TASK INSTRUCTIONS: The data below is to be returned in full and exactly.

--- Begin TASK INPUTS ---

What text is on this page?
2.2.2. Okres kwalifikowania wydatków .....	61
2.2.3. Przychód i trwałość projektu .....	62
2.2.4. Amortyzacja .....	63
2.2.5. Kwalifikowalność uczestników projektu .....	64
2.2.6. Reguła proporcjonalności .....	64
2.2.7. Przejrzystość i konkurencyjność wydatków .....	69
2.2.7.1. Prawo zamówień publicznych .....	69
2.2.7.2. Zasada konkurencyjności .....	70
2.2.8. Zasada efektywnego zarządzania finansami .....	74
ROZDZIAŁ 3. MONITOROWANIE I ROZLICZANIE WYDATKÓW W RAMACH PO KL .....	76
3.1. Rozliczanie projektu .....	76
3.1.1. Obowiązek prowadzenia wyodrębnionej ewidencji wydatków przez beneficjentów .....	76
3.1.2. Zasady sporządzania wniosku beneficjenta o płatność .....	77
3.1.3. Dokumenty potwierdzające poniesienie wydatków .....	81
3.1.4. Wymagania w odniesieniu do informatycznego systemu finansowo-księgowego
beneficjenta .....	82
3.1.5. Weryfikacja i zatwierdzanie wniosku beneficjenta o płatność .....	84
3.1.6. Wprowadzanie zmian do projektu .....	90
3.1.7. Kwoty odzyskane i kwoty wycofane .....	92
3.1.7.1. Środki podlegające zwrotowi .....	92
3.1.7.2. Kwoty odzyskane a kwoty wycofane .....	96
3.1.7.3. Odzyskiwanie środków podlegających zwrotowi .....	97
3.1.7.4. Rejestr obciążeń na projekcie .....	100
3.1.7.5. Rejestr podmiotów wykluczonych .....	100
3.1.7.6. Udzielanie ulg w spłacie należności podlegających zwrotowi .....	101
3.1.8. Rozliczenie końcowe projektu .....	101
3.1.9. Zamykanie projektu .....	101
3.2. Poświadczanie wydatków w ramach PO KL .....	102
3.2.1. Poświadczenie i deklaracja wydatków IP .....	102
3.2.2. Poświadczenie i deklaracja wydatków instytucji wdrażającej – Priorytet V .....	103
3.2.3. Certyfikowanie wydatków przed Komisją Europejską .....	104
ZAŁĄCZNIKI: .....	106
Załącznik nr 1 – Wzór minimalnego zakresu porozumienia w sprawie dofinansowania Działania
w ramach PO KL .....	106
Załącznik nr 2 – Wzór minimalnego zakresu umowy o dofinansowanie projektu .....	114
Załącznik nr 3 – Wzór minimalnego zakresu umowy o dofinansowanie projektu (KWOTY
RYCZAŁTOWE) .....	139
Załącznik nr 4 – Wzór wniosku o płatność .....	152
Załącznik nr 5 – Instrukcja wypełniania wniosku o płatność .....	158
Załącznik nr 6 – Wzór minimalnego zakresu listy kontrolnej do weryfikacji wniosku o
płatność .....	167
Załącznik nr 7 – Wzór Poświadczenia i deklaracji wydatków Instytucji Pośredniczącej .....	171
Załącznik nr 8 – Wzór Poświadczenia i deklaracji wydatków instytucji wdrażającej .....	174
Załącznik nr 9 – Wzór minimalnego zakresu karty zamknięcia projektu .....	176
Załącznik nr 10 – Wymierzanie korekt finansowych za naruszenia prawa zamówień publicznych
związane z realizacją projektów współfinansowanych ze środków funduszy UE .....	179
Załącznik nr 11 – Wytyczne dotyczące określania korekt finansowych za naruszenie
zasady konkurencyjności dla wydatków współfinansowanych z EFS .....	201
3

--- End TASK INPUTS ---

TASK OUTPUT:
What text is on this page?
2.2.2. Okres kwalifikowania wydatków .....	61
2.2.3. Przychód i trwałość projektu .....	62
2.2.4. Amortyzacja .....	63
2.2.5. Kwalifikowalność uczestników projektu .....	64
2.2.6. Reguła proporcjonalności .....	64
2.2.7. Przejrzystość i konkurencyjność wydatków .....	69
2.2.7.1. Prawo zamówień publicznych .....	69
2.2.7.2. Zasada konkurencyjności .....	70
2.2.8. Zasada efektywnego zarządzania finansami .....	74
ROZDZIAŁ 3. MONITOROWANIE I ROZLICZANIE WYDATKÓW W RAMACH PO KL .....	76
3.1. Rozliczanie projektu .....	76
3.1.1. Obowiązek prowadzenia wyodrębnionej ewidencji wydatków przez beneficjentów .....	76
3.1.2. Zasady sporządzania wniosku beneficjenta o płatność .....	77
3.1.3. Dokumenty potwierdzające poniesienie wydatków .....	81
3.1.4. Wymagania w odniesieniu do informatycznego systemu finansowo-księgowego
beneficjenta .....	82
3.1.5. Weryfikacja i zatwierdzanie wniosku beneficjenta o płatność .....	84
3.1.6. Wprowadzanie zmian do projektu .....	90
3.1.7. Kwoty odzyskane i kwoty wycofane .....	92
3.1.7.1. Środki podlegające zwrotowi .....	92
3.1.7.2. Kwoty odzyskane a kwoty wycofane .....	96
3.1.7.3. Odzyskiwanie środków podlegających zwrotowi .....	97
3.1.7.4. Rejestr obciążeń na projekcie .....	100
3.1.7.5. Rejestr podmiotów wykluczonych .....	100
3.1.7.6. Udzielanie ulg w spłacie należności podlegających zwrotowi .....	101
3.1.8. Rozliczenie końcowe projektu .....	101
3.1.9. Zamykanie projektu .....	101
3.2. Poświadczanie wydatków w ramach PO KL .....	102
3.2.1. Poświadczenie i deklaracja wydatków IP .....	102
3.2.2. Poświadczenie i deklaracja wydatków instytucji wdrażającej – Priorytet V .....	103
3.2.3. Certyfikowanie wydatków przed Komisją Europejską .....	104
ZAŁĄCZNIKI: .....	106
Załącznik nr 1 – Wzór minimalnego zakresu porozumienia w sprawie dofinansowania Działania
w ramach PO KL .....	106
Załącznik nr 2 – Wzór minimalnego zakresu umowy o dofinansowanie projektu .....	114
Załącznik nr 3 – Wzór minimalnego zakresu umowy o dofinansowanie projektu (KWOTY
RYCZAŁTOWE) .....	139
Załącznik nr 4 – Wzór wniosku o płatność .....	152
Załącznik nr 5 – Instrukcja wypełniania wniosku o płatność .....	158
Załącznik nr 6 – Wzór minimalnego zakresu listy kontrolnej do weryfikacji wniosku o
płatność .....	167
Załącznik nr 7 – Wzór Poświadczenia i deklaracji wydatków Instytucji Pośredniczącej .....	171
Załącznik nr 8 – Wzór Poświadczenia i deklaracji wydatków instytucji wdrażającej .....	174
Załącznik nr 9 – Wzór minimalnego zakresu karty zamknięcia projektu .....	176
Załącznik nr 10 – Wymierzanie korekt finansowych za naruszenia prawa zamówień publicznych
związane z realizacją projektów współfinansowanych ze środków funduszy UE .....	179
Załącznik nr 11 – Wytyczne dotyczące określania korekt finansowych za naruszenie
zasady konkurencyjności dla wydatków współfinansowanych z EFS .....	201
3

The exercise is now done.